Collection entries
──────────────────────────────
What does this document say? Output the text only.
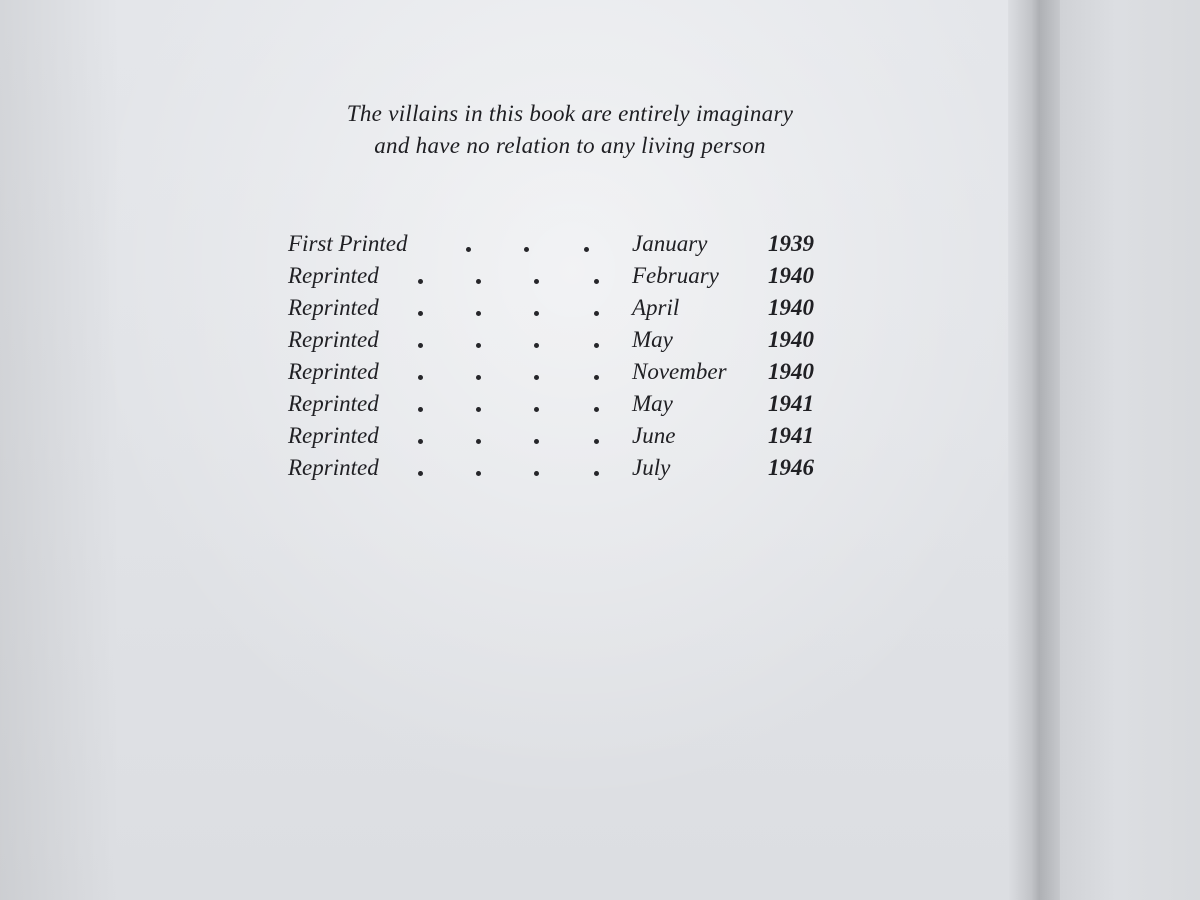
The villains in this book are entirely imaginary
and have no relation to any living person
First Printed	January	1939
Reprinted	February 1940
Reprinted	April	1940
Reprinted	May	1940
Reprinted	November 1940
Reprinted	May	1941
Reprinted	June	1941
Reprinted	July	1946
──────────────────────────────
What you are asked to do
Pictures in the data above should not be copied; transcribe everything else exactly.

Problem solution
What does this document say? Output the text only.
The villains in this book are entirely imaginary
and have no relation to any living person
First Printed	January	1939
Reprinted	February 1940
Reprinted	April	1940
Reprinted	May	1940
Reprinted	November 1940
Reprinted	May	1941
Reprinted	June	1941
Reprinted	July	1946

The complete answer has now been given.